### DATA IN THIS EXERCISE
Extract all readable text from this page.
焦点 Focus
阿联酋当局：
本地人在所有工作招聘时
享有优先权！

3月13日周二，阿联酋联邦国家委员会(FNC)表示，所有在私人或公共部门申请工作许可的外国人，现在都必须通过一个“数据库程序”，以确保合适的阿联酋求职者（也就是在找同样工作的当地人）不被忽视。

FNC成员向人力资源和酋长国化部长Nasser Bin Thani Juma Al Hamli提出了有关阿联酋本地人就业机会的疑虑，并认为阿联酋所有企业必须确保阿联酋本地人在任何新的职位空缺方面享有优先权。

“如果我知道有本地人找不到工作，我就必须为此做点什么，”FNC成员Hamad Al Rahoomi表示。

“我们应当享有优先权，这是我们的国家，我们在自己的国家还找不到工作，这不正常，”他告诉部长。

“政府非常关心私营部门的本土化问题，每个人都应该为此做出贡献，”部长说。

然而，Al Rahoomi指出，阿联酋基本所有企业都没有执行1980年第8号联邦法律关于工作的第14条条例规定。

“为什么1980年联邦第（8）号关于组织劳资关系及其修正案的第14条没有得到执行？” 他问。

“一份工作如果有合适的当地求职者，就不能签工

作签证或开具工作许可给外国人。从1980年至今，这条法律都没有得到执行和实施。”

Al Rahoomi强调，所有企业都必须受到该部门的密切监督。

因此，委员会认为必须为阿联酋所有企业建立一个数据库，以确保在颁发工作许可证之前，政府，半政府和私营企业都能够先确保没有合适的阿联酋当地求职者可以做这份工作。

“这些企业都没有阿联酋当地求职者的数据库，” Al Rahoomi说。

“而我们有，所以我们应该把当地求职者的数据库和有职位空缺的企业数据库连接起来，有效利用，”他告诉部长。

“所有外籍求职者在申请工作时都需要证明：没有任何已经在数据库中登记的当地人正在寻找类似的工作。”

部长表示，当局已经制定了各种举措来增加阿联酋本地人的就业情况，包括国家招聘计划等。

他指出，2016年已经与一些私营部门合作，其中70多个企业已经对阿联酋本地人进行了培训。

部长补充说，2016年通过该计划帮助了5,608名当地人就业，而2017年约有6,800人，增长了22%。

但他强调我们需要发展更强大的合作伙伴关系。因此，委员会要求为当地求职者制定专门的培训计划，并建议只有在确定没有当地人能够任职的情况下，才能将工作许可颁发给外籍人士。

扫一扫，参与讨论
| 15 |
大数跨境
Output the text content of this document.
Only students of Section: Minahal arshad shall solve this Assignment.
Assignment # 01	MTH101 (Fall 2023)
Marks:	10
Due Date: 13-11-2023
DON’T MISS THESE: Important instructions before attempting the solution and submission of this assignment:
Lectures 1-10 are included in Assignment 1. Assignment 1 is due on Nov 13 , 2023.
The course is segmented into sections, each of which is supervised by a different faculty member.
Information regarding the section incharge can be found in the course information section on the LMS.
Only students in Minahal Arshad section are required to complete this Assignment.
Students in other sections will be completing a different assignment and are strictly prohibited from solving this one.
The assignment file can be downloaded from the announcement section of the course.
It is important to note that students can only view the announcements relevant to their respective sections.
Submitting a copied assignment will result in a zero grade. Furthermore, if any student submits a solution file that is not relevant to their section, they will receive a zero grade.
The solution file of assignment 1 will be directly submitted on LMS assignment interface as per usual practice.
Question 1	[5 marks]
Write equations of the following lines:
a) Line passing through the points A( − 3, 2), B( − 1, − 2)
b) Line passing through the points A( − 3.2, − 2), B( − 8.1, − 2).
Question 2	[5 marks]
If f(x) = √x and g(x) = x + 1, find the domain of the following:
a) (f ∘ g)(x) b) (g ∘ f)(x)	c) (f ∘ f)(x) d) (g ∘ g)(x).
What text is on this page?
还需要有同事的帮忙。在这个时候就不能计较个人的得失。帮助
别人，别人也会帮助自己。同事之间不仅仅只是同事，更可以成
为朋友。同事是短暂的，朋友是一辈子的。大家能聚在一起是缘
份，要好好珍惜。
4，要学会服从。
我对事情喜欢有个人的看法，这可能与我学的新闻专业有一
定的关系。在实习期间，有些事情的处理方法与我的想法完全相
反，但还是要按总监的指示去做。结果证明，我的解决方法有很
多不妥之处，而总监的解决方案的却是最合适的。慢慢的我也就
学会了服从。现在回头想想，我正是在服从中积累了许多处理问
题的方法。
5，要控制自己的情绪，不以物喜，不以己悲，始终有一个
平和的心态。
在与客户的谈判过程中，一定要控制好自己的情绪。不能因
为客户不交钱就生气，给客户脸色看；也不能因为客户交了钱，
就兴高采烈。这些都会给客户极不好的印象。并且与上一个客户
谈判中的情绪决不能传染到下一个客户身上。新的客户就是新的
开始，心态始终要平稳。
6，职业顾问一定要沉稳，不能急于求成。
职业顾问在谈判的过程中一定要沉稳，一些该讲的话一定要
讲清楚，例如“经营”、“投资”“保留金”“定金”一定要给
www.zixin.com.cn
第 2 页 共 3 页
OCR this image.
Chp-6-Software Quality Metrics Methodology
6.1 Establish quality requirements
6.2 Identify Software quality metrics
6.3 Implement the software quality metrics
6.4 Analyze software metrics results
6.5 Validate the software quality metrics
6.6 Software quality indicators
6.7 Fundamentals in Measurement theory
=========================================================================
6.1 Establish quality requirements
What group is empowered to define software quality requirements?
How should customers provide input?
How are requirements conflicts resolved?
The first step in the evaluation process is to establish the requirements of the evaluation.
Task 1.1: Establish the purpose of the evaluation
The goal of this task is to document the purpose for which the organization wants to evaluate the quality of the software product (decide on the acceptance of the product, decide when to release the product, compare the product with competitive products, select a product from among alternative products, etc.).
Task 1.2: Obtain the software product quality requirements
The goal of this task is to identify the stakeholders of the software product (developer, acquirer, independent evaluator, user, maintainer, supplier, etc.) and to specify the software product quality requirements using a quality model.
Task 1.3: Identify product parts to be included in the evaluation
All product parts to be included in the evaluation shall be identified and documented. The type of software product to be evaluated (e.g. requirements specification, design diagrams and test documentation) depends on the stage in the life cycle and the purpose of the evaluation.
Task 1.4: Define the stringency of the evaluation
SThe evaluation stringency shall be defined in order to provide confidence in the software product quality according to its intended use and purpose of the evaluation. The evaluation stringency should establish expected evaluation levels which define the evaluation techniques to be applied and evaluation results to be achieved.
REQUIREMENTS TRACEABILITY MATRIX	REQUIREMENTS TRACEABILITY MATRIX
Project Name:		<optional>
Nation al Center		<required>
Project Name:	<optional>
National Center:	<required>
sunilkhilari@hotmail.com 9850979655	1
######
[EXERCISE REQUIREMENTS]
Filter the records above for "sections" and copy every matching line.

[COMPLETED TASK]
The course is segmented into sections, each of which is supervised by a different faculty member.
Students in other sections will be completing a different assignment and are strictly prohibited from solving this one.
It is important to note that students can only view the announcements relevant to their respective sections.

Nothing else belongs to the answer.